* start DATA LISTING *
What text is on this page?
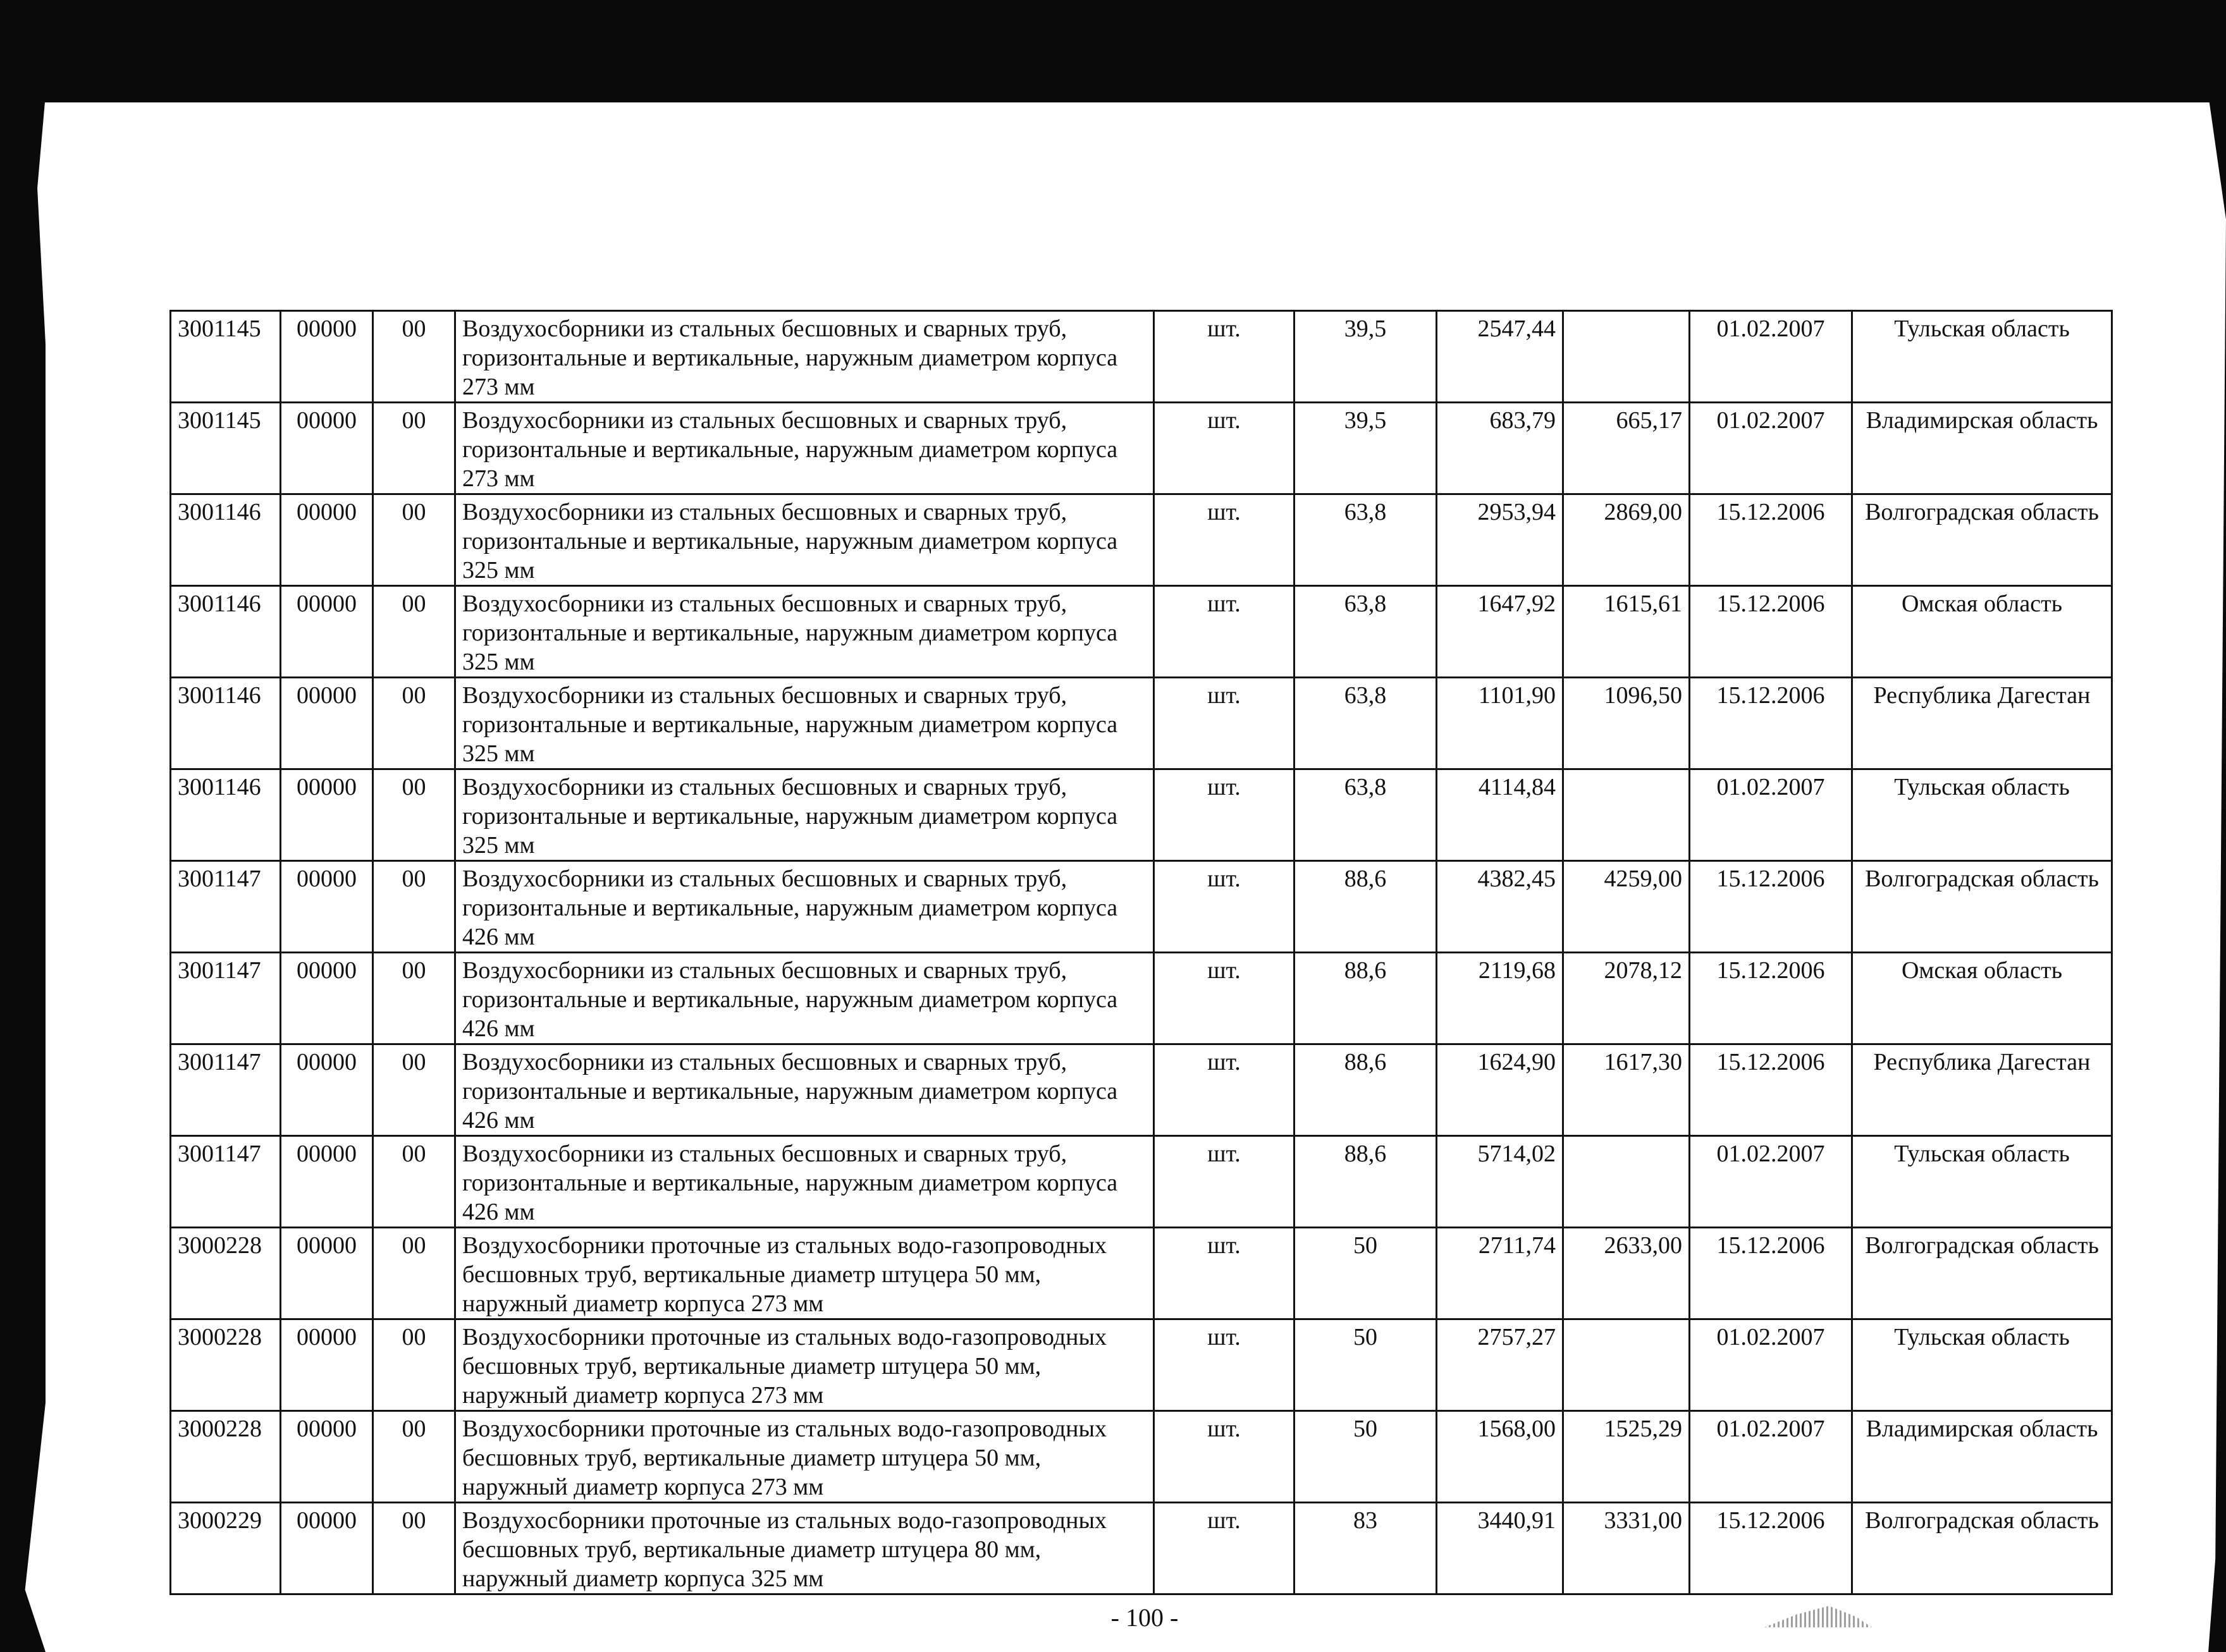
3001145	00000	00	Воздухосборники из стальных бесшовных и сварных труб, горизонтальные и вертикальные, наружным диаметром корпуса 273 мм	шт.	39,5	2547,44		01.02.2007	Тульская область
3001145	00000	00	Воздухосборники из стальных бесшовных и сварных труб, горизонтальные и вертикальные, наружным диаметром корпуса 273 мм	шт.	39,5	683,79	665,17	01.02.2007	Владимирская область
3001146	00000	00	Воздухосборники из стальных бесшовных и сварных труб, горизонтальные и вертикальные, наружным диаметром корпуса 325 мм	шт.	63,8	2953,94	2869,00	15.12.2006	Волгоградская область
3001146	00000	00	Воздухосборники из стальных бесшовных и сварных труб, горизонтальные и вертикальные, наружным диаметром корпуса 325 мм	шт.	63,8	1647,92	1615,61	15.12.2006	Омская область
3001146	00000	00	Воздухосборники из стальных бесшовных и сварных труб, горизонтальные и вертикальные, наружным диаметром корпуса 325 мм	шт.	63,8	1101,90	1096,50	15.12.2006	Республика Дагестан
3001146	00000	00	Воздухосборники из стальных бесшовных и сварных труб, горизонтальные и вертикальные, наружным диаметром корпуса 325 мм	шт.	63,8	4114,84		01.02.2007	Тульская область
3001147	00000	00	Воздухосборники из стальных бесшовных и сварных труб, горизонтальные и вертикальные, наружным диаметром корпуса 426 мм	шт.	88,6	4382,45	4259,00	15.12.2006	Волгоградская область
3001147	00000	00	Воздухосборники из стальных бесшовных и сварных труб, горизонтальные и вертикальные, наружным диаметром корпуса 426 мм	шт.	88,6	2119,68	2078,12	15.12.2006	Омская область
3001147	00000	00	Воздухосборники из стальных бесшовных и сварных труб, горизонтальные и вертикальные, наружным диаметром корпуса 426 мм	шт.	88,6	1624,90	1617,30	15.12.2006	Республика Дагестан
3001147	00000	00	Воздухосборники из стальных бесшовных и сварных труб, горизонтальные и вертикальные, наружным диаметром корпуса 426 мм	шт.	88,6	5714,02		01.02.2007	Тульская область
3000228	00000	00	Воздухосборники проточные из стальных водо-газопроводных бесшовных труб, вертикальные диаметр штуцера 50 мм, наружный диаметр корпуса 273 мм	шт.	50	2711,74	2633,00	15.12.2006	Волгоградская область
3000228	00000	00	Воздухосборники проточные из стальных водо-газопроводных бесшовных труб, вертикальные диаметр штуцера 50 мм, наружный диаметр корпуса 273 мм	шт.	50	2757,27		01.02.2007	Тульская область
3000228	00000	00	Воздухосборники проточные из стальных водо-газопроводных бесшовных труб, вертикальные диаметр штуцера 50 мм, наружный диаметр корпуса 273 мм	шт.	50	1568,00	1525,29	01.02.2007	Владимирская область
3000229	00000	00	Воздухосборники проточные из стальных водо-газопроводных бесшовных труб, вертикальные диаметр штуцера 80 мм, наружный диаметр корпуса 325 мм	шт.	83	3440,91	3331,00	15.12.2006	Волгоградская область
- 100 -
* end DATA LISTING *
**WHAT THE EXERCISE ASKS**
Look over the listing above. Pick out and copy every line that includes "Республика".

**SOLUTION TO THIS EXERCISE**
3001146	00000	00	Воздухосборники из стальных бесшовных и сварных труб, горизонтальные и вертикальные, наружным диаметром корпуса 325 мм	шт.	63,8	1101,90	1096,50	15.12.2006	Республика Дагестан
3001147	00000	00	Воздухосборники из стальных бесшовных и сварных труб, горизонтальные и вертикальные, наружным диаметром корпуса 426 мм	шт.	88,6	1624,90	1617,30	15.12.2006	Республика Дагестан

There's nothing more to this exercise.